Source passage:
▬▬▬

Figure 2. Structures of Inhibitors.

(A) Structure-activity relationship. Regioisomer (Z) orientation is based on X-ray crystallography of D155931. Substituents are listed in order from most to least potent (activity profile) or most to least selective for Mtb versus mammalian PDH (selectivity profile). Activity profile: R₁ = 3-COOH > > 3-(CH₂)₂COOH > 4-SO₂NHCOCH₃ > 4-OH > 4-SO₂NH₂ > 3-SO₂NH₂ > 3-OH > 3-COCH₃ > 4-COOH; R₂ = H > 4-OH > 4-Cl > 6-Cl > 6-F > 6-CH₃ > 6-OCH₃; R₄ = H > CH₃ > > OH; Het = 2,5-furyl > > 2,5-thiazolyl > 2,6-pyridinyl > 2,5-oxazolyl > 2,4-isoxazolyl; R₃ = 4-alkyl [Alkyl:CH3,ethyl,isopropyl, tert-butyl] > > 3-isopropyl > 2, 3 or 4-Cl > 2-OCH₃ > 2-methyl or ethyl > 4-Br. Selectivity profile: R1 = 3-COOH; R2 = H; R4 = H; R3: site of substituent = 2 > > 3 > 4, substituents = Cl ∼F>CH₃ > > OCH₃ > OH > NH₂; Het = 2,5-furyl.

▬▬▬

Please pick up the inhibitor structure legend above after its last sentence and keep writing it. The material after this point is separate from the inhibitor legend.

▬▬▬

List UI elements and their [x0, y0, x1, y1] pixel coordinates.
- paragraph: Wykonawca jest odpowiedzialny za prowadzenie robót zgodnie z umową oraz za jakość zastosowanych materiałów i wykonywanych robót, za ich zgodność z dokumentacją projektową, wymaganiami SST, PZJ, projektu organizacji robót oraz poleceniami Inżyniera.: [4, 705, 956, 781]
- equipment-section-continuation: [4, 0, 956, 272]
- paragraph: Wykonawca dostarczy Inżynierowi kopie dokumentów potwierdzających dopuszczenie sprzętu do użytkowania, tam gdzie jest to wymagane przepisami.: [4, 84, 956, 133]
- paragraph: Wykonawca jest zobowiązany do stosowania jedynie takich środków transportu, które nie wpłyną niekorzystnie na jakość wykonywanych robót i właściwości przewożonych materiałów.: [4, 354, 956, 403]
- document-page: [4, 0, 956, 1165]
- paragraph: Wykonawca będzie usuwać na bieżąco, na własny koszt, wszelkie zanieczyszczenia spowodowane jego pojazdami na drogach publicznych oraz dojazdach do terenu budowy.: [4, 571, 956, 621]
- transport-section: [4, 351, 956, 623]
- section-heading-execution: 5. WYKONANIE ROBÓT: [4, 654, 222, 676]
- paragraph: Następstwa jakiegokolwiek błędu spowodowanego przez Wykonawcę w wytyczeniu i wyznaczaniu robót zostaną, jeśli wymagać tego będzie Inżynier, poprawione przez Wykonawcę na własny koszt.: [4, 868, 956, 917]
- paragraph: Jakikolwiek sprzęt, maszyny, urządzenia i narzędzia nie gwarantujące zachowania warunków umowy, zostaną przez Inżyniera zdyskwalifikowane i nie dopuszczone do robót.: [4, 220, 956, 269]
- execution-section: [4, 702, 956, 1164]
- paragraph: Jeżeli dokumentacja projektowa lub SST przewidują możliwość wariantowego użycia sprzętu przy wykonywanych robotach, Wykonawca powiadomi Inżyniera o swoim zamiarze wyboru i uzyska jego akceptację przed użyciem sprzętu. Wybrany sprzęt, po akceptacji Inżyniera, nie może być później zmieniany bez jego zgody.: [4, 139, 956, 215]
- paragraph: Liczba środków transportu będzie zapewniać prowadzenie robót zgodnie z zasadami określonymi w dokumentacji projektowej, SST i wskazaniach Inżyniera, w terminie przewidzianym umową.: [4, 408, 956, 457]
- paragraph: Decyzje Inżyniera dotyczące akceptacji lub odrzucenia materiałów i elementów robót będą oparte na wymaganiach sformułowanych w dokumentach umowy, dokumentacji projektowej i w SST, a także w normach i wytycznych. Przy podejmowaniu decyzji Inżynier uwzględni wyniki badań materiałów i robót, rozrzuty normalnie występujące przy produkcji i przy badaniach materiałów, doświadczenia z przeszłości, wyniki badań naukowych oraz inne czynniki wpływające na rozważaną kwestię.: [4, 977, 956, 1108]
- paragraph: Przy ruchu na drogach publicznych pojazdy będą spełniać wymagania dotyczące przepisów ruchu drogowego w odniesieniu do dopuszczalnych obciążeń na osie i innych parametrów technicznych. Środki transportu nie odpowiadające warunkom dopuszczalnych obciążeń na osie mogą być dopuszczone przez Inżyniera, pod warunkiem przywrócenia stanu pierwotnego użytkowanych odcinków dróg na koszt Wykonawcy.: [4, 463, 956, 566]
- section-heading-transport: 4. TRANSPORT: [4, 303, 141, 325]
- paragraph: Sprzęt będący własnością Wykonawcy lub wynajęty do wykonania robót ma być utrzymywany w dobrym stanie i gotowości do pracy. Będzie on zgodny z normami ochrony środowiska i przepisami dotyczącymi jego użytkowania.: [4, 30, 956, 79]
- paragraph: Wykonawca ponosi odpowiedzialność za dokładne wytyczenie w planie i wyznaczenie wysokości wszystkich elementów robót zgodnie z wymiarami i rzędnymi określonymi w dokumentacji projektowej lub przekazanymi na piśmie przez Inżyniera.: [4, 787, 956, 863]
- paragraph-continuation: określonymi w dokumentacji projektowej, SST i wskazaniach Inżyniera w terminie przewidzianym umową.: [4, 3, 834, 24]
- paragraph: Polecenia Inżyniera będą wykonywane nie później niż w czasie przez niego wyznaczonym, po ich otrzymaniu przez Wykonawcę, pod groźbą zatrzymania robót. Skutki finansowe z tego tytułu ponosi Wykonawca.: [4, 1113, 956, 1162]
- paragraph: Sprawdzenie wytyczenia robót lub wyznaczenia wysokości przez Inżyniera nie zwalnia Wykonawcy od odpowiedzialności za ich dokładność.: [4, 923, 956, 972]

▬▬▬

Task output:
(B) Structure of D155931 (3-((Z)-5-((5-(2-chlorophenyl)furan-2-yl)methylene)-4-oxo-2-thioxothiazolidin-3-yl)benzoic acid).

(C) Structure of D157070 (3-hydroxypropyl 3-((Z)-5-((5-(2-chlorophenyl)furan-2-yl)methylene)-4-oxo-2-thioxothiazolidin-3-yl)benzoate).